:: EXERCISE TEXT ::

The UC Santa Barbara (UCSB) student senate passed a resolution on November 15 condemning Hamas, prompting various pro-Palestinian protesters to disrupt the meeting and conduct a walkout; a student was assaulted during the protest.
According to Students Supporting Israel (SSI), the resolution condemning Hamas passed with 76% support in the student senate on November 15. The resolution states that the student senate “unequivocally condemn[s] Hamas for the undeniably barbaric atrocities and war crimes they perpetrated on October 7, 2023” and also condemns “any celebration of the October 7 pogrom as vehemently antisemitic, anti-humanist, and morally despicable.”
However, a resolution condemning both antisemitism and Islamophobia failed during the same meeting.
“I sat there, with my fellow senators, baffled,” UCSB Student Senator Michelle Lebowski said at a November 16 press conference at UCLA regarding the resolution denouncing antisemitism and Islamophobia failing. “I have no words for that.”
Santa Barbara Hillel issued a statement calling the passage of the resolution condemning Hamas an “extraordinary accomplishment,” noting that it made “UCSB the first student government of a public university in the United States to condemn Hamas.”
“This triumph occurred despite a coordinated effort to disrupt senate proceedings, create a hostile environment, and interfere with students’ free-speech rights,” the Hillel chapter added. “Student protestors took over the public forum, blocked the doors, pointed their megaphones into the meeting room, and chanted the genocidal slogan ‘From the river to the sea, Palestine will be free’ at Jewish students gathered inside. Chanting ‘we are bigger than the senate,’ demonstrators taunted elected representatives and prevented them from conducting senate business. One student was physically assaulted. Campus safety officers and on-site administrators allowed the disruption to escalate.”
StandWithUs shared video footage of the purported disruption and assault on social media. “These protesters did everything they could to disrupt the meeting and intimidate students, the pro-Israel education group wrote. “But the Jewish and pro-Israel students stood strong and gathered together to sing Hatikvah, singing louder than the chants for their destruction being shouted outside. The meeting ended with UCSB becoming the first public university student government to officially condemn Hamas. We commend [the] UCSB Student Government on their decision to #StandAgainstTerror and anyone who supports it.”
Lebowski told the Journal following the UCLA Hillel press conference on November 16 that a female student “started to speak out, and she aligned herself with SJP… she basically started a rally of tons of students.” Lebowksi claimed that they kept asking their director to remove the student, but the director refused. “Basically, it escalated to a huge rally outside with all of SJP and was supported by numerous clubs that called for this rally, and it became incredibly scary,” Lebowski said. She also claimed that the victim of the alleged assault that took place was hit in the hand by a pro-Palestinian protester because the protester didn’t want to be filmed.

:::
:: INPUT DATA ::

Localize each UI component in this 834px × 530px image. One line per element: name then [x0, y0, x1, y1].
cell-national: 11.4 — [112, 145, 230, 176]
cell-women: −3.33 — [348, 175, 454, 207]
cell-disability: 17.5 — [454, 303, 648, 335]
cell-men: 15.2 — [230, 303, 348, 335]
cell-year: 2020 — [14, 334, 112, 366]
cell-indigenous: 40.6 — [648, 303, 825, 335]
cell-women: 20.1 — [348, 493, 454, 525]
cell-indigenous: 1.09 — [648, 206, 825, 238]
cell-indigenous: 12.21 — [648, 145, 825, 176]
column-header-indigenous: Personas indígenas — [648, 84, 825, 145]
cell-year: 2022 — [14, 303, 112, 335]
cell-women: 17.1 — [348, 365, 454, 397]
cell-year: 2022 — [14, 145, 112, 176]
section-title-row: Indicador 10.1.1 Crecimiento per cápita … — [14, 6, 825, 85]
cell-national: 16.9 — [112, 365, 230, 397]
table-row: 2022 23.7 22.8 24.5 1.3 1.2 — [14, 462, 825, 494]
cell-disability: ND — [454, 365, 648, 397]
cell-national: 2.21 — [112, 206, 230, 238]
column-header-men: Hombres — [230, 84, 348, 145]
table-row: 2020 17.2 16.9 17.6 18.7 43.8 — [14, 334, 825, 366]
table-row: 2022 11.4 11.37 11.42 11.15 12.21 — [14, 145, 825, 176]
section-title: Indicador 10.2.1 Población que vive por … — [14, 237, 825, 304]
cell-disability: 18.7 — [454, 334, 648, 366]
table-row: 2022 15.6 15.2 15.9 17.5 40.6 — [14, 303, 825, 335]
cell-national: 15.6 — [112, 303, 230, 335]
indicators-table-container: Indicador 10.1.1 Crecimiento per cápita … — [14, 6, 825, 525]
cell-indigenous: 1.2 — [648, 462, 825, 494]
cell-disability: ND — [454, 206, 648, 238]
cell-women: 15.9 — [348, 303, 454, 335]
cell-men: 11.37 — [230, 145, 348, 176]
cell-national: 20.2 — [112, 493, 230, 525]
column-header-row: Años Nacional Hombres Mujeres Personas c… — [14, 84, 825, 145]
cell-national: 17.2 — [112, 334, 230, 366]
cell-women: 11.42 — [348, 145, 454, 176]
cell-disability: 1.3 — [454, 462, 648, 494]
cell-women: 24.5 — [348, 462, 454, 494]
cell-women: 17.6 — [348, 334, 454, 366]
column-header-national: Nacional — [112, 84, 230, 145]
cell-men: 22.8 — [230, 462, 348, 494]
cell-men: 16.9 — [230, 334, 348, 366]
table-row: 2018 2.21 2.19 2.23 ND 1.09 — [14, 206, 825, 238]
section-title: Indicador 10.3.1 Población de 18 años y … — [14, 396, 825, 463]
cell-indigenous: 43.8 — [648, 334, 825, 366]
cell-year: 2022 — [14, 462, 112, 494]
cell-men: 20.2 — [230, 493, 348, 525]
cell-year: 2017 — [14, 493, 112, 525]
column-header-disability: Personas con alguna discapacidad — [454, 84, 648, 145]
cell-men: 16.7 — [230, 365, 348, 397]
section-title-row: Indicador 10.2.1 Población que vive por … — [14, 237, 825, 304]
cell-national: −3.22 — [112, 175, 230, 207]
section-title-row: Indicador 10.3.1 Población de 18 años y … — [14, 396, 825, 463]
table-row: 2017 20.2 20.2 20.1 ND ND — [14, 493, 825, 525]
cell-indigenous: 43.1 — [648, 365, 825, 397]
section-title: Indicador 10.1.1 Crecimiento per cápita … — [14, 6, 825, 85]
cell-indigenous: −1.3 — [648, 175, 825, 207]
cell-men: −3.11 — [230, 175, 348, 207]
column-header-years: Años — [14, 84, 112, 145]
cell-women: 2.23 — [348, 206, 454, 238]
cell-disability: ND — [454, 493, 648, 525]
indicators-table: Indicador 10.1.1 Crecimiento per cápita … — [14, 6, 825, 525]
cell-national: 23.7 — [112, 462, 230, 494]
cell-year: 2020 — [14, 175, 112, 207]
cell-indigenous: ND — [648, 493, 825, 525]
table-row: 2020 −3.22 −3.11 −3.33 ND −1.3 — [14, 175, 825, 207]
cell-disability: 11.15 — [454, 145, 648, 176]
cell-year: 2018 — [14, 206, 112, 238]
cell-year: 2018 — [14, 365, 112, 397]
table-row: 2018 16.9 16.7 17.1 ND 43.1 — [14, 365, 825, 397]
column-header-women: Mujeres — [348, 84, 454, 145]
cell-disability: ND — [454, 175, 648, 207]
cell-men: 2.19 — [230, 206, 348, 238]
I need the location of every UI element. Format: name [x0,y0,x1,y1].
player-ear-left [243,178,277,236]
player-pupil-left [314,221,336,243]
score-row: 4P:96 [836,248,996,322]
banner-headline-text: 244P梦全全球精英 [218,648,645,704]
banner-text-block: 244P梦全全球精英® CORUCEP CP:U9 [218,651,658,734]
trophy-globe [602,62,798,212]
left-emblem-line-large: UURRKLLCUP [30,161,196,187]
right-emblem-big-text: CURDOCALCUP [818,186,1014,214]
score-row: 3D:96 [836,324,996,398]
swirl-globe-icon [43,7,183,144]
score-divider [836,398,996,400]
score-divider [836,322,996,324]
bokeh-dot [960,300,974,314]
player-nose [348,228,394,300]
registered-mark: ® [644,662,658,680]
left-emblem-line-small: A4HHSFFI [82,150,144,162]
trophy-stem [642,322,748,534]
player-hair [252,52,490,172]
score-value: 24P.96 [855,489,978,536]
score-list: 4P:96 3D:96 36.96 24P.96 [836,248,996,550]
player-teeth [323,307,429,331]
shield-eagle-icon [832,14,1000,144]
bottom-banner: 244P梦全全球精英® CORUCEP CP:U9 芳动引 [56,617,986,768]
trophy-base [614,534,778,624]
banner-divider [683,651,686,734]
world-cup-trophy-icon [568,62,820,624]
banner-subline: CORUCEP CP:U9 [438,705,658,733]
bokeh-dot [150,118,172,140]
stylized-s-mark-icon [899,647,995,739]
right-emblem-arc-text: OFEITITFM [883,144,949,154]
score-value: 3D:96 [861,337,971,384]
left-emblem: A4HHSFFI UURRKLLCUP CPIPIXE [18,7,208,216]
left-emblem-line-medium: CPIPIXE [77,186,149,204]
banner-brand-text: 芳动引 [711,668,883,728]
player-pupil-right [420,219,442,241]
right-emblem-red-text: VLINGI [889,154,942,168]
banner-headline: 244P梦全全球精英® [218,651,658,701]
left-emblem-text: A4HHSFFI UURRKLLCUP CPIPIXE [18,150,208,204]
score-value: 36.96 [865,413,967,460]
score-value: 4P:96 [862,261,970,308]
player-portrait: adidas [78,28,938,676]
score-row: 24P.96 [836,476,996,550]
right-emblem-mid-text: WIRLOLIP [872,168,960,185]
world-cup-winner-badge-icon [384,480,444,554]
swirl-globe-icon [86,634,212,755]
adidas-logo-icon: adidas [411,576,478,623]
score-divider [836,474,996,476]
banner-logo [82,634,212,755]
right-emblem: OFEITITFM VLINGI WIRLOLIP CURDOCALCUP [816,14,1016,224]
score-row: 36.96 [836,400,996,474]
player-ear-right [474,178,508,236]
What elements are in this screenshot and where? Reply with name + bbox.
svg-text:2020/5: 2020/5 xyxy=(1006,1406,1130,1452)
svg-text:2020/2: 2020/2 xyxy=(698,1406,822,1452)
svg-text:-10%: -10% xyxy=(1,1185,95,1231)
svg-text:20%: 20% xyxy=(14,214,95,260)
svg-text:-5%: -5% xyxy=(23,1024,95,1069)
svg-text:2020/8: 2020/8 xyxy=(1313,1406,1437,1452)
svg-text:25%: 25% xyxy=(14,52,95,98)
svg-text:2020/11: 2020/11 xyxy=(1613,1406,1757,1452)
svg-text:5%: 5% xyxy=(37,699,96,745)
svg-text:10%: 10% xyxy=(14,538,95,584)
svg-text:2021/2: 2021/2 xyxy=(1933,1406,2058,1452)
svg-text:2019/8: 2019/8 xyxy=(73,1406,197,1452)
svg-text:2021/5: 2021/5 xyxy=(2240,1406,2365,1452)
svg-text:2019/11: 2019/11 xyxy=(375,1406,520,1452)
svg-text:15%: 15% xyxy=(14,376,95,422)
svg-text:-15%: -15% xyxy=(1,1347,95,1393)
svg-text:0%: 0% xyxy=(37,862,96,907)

:::

In the article on the UCSB student senate vote, why did Santa Barbara Hillel call the passage of the resolution condemning Hamas an "extraordinary accomplishment"? Answer in one to three sentences. The rows are separate material and have no connection to the article on the UCSB student senate vote.

▶ SOLUTION FOR THIS TASK:
Santa Barbara Hillel said the vote made UCSB the first student government of a public university in the United States to condemn Hamas.